What is expected :: Every record must be repeated exactly, with no omission.

# # # # # # #

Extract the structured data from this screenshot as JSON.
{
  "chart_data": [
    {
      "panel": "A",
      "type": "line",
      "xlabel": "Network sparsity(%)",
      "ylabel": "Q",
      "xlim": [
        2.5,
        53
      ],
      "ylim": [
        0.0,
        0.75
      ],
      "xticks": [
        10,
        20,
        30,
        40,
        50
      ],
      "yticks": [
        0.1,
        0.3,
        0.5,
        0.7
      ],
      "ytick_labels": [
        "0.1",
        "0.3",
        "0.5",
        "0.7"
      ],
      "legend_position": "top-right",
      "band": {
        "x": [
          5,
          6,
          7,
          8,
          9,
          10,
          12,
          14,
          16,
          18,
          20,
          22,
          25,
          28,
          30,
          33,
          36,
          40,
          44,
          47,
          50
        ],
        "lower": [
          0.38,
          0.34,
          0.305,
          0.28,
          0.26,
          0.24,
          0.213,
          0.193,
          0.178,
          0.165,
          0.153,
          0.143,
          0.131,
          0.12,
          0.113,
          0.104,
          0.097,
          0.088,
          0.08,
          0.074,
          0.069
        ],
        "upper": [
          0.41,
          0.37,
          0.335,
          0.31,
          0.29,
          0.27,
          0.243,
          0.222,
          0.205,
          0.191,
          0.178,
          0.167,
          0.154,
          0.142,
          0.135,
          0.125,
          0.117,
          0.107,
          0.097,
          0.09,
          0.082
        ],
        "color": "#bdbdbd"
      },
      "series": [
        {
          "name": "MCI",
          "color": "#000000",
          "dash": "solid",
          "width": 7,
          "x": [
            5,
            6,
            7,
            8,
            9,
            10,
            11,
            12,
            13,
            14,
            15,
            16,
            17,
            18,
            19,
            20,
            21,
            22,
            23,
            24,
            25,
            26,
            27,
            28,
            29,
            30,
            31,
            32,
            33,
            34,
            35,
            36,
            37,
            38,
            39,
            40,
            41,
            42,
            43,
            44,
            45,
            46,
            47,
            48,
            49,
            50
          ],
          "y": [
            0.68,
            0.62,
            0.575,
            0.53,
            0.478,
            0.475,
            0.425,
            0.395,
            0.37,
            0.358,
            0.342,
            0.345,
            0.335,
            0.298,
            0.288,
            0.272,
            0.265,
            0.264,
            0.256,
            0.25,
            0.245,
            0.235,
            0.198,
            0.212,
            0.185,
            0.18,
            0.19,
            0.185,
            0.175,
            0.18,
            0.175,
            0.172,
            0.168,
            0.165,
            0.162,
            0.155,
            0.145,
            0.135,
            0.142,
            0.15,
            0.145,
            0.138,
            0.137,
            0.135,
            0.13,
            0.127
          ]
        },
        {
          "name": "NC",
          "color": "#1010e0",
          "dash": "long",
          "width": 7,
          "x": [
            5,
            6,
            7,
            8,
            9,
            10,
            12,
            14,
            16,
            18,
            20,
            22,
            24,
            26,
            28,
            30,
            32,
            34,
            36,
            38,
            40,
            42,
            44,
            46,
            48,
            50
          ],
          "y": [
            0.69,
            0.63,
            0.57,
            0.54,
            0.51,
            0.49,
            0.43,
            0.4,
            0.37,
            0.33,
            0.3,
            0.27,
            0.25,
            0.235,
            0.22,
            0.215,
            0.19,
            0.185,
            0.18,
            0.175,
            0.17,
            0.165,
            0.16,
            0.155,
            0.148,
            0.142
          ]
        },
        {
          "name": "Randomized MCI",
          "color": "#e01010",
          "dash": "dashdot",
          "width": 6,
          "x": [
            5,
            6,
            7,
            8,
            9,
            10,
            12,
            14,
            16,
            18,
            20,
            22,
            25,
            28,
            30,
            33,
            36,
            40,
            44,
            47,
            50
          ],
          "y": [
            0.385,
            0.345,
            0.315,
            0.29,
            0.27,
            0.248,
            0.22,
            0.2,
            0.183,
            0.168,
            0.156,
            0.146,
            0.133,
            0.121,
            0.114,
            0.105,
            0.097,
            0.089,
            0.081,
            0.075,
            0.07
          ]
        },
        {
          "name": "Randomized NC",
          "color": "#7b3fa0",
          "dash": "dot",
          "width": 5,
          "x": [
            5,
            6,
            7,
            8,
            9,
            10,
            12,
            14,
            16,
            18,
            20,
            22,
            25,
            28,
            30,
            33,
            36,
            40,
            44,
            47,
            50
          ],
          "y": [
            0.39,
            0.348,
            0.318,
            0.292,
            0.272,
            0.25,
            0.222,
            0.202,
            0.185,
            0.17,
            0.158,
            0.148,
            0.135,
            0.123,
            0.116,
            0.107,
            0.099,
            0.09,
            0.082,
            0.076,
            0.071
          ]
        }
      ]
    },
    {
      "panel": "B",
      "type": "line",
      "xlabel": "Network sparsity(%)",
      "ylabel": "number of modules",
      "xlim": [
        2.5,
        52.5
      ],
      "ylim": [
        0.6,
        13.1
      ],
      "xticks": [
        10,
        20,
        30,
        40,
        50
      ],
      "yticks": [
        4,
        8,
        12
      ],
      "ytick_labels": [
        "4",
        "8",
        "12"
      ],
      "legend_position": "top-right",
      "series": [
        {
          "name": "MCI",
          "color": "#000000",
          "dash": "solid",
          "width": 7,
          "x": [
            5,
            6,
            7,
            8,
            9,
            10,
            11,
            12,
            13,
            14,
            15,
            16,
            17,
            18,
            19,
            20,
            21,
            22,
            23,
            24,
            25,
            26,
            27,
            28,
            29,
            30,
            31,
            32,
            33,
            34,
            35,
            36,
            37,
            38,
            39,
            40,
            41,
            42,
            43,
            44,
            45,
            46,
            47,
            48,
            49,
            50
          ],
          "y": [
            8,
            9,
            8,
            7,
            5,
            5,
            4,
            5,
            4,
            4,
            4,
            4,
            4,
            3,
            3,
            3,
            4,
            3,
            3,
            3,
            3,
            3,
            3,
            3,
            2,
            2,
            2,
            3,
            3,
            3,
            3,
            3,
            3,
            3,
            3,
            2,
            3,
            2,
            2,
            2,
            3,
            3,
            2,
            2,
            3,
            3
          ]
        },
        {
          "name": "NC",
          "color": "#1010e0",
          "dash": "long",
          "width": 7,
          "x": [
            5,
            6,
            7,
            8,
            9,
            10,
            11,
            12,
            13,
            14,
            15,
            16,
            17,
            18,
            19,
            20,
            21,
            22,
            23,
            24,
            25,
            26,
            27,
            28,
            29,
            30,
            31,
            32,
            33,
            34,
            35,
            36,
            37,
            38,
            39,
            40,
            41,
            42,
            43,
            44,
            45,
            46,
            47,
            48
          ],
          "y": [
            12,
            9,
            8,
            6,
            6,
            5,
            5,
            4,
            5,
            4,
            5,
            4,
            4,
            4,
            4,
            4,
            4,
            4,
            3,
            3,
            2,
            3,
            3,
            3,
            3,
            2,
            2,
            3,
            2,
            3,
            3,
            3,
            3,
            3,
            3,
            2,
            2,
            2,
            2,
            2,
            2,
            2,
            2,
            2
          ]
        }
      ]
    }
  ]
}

# # # # # # #

Written solution ::
Extract the structured data from this screenshot as JSON.
{
  "chart_data": [
    {
      "panel": "A",
      "type": "line",
      "xlabel": "Network sparsity(%)",
      "ylabel": "Q",
      "xlim": [
        2.5,
        53
      ],
      "ylim": [
        0.0,
        0.75
      ],
      "xticks": [
        10,
        20,
        30,
        40,
        50
      ],
      "yticks": [
        0.1,
        0.3,
        0.5,
        0.7
      ],
      "ytick_labels": [
        "0.1",
        "0.3",
        "0.5",
        "0.7"
      ],
      "legend_position": "top-right",
      "band": {
        "x": [
          5,
          6,
          7,
          8,
          9,
          10,
          12,
          14,
          16,
          18,
          20,
          22,
          25,
          28,
          30,
          33,
          36,
          40,
          44,
          47,
          50
        ],
        "lower": [
          0.38,
          0.34,
          0.305,
          0.28,
          0.26,
          0.24,
          0.213,
          0.193,
          0.178,
          0.165,
          0.153,
          0.143,
          0.131,
          0.12,
          0.113,
          0.104,
          0.097,
          0.088,
          0.08,
          0.074,
          0.069
        ],
        "upper": [
          0.41,
          0.37,
          0.335,
          0.31,
          0.29,
          0.27,
          0.243,
          0.222,
          0.205,
          0.191,
          0.178,
          0.167,
          0.154,
          0.142,
          0.135,
          0.125,
          0.117,
          0.107,
          0.097,
          0.09,
          0.082
        ],
        "color": "#bdbdbd"
      },
      "series": [
        {
          "name": "MCI",
          "color": "#000000",
          "dash": "solid",
          "width": 7,
          "x": [
            5,
            6,
            7,
            8,
            9,
            10,
            11,
            12,
            13,
            14,
            15,
            16,
            17,
            18,
            19,
            20,
            21,
            22,
            23,
            24,
            25,
            26,
            27,
            28,
            29,
            30,
            31,
            32,
            33,
            34,
            35,
            36,
            37,
            38,
            39,
            40,
            41,
            42,
            43,
            44,
            45,
            46,
            47,
            48,
            49,
            50
          ],
          "y": [
            0.68,
            0.62,
            0.575,
            0.53,
            0.478,
            0.475,
            0.425,
            0.395,
            0.37,
            0.358,
            0.342,
            0.345,
            0.335,
            0.298,
            0.288,
            0.272,
            0.265,
            0.264,
            0.256,
            0.25,
            0.245,
            0.235,
            0.198,
            0.212,
            0.185,
            0.18,
            0.19,
            0.185,
            0.175,
            0.18,
            0.175,
            0.172,
            0.168,
            0.165,
            0.162,
            0.155,
            0.145,
            0.135,
            0.142,
            0.15,
            0.145,
            0.138,
            0.137,
            0.135,
            0.13,
            0.127
          ]
        },
        {
          "name": "NC",
          "color": "#1010e0",
          "dash": "long",
          "width": 7,
          "x": [
            5,
            6,
            7,
            8,
            9,
            10,
            12,
            14,
            16,
            18,
            20,
            22,
            24,
            26,
            28,
            30,
            32,
            34,
            36,
            38,
            40,
            42,
            44,
            46,
            48,
            50
          ],
          "y": [
            0.69,
            0.63,
            0.57,
            0.54,
            0.51,
            0.49,
            0.43,
            0.4,
            0.37,
            0.33,
            0.3,
            0.27,
            0.25,
            0.235,
            0.22,
            0.215,
            0.19,
            0.185,
            0.18,
            0.175,
            0.17,
            0.165,
            0.16,
            0.155,
            0.148,
            0.142
          ]
        },
        {
          "name": "Randomized MCI",
          "color": "#e01010",
          "dash": "dashdot",
          "width": 6,
          "x": [
            5,
            6,
            7,
            8,
            9,
            10,
            12,
            14,
            16,
            18,
            20,
            22,
            25,
            28,
            30,
            33,
            36,
            40,
            44,
            47,
            50
          ],
          "y": [
            0.385,
            0.345,
            0.315,
            0.29,
            0.27,
            0.248,
            0.22,
            0.2,
            0.183,
            0.168,
            0.156,
            0.146,
            0.133,
            0.121,
            0.114,
            0.105,
            0.097,
            0.089,
            0.081,
            0.075,
            0.07
          ]
        },
        {
          "name": "Randomized NC",
          "color": "#7b3fa0",
          "dash": "dot",
          "width": 5,
          "x": [
            5,
            6,
            7,
            8,
            9,
            10,
            12,
            14,
            16,
            18,
            20,
            22,
            25,
            28,
            30,
            33,
            36,
            40,
            44,
            47,
            50
          ],
          "y": [
            0.39,
            0.348,
            0.318,
            0.292,
            0.272,
            0.25,
            0.222,
            0.202,
            0.185,
            0.17,
            0.158,
            0.148,
            0.135,
            0.123,
            0.116,
            0.107,
            0.099,
            0.09,
            0.082,
            0.076,
            0.071
          ]
        }
      ]
    },
    {
      "panel": "B",
      "type": "line",
      "xlabel": "Network sparsity(%)",
      "ylabel": "number of modules",
      "xlim": [
        2.5,
        52.5
      ],
      "ylim": [
        0.6,
        13.1
      ],
      "xticks": [
        10,
        20,
        30,
        40,
        50
      ],
      "yticks": [
        4,
        8,
        12
      ],
      "ytick_labels": [
        "4",
        "8",
        "12"
      ],
      "legend_position": "top-right",
      "series": [
        {
          "name": "MCI",
          "color": "#000000",
          "dash": "solid",
          "width": 7,
          "x": [
            5,
            6,
            7,
            8,
            9,
            10,
            11,
            12,
            13,
            14,
            15,
            16,
            17,
            18,
            19,
            20,
            21,
            22,
            23,
            24,
            25,
            26,
            27,
            28,
            29,
            30,
            31,
            32,
            33,
            34,
            35,
            36,
            37,
            38,
            39,
            40,
            41,
            42,
            43,
            44,
            45,
            46,
            47,
            48,
            49,
            50
          ],
          "y": [
            8,
            9,
            8,
            7,
            5,
            5,
            4,
            5,
            4,
            4,
            4,
            4,
            4,
            3,
            3,
            3,
            4,
            3,
            3,
            3,
            3,
            3,
            3,
            3,
            2,
            2,
            2,
            3,
            3,
            3,
            3,
            3,
            3,
            3,
            3,
            2,
            3,
            2,
            2,
            2,
            3,
            3,
            2,
            2,
            3,
            3
          ]
        },
        {
          "name": "NC",
          "color": "#1010e0",
          "dash": "long",
          "width": 7,
          "x": [
            5,
            6,
            7,
            8,
            9,
            10,
            11,
            12,
            13,
            14,
            15,
            16,
            17,
            18,
            19,
            20,
            21,
            22,
            23,
            24,
            25,
            26,
            27,
            28,
            29,
            30,
            31,
            32,
            33,
            34,
            35,
            36,
            37,
            38,
            39,
            40,
            41,
            42,
            43,
            44,
            45,
            46,
            47,
            48
          ],
          "y": [
            12,
            9,
            8,
            6,
            6,
            5,
            5,
            4,
            5,
            4,
            5,
            4,
            4,
            4,
            4,
            4,
            4,
            4,
            3,
            3,
            2,
            3,
            3,
            3,
            3,
            2,
            2,
            3,
            2,
            3,
            3,
            3,
            3,
            3,
            3,
            2,
            2,
            2,
            2,
            2,
            2,
            2,
            2,
            2
          ]
        }
      ]
    }
  ]
}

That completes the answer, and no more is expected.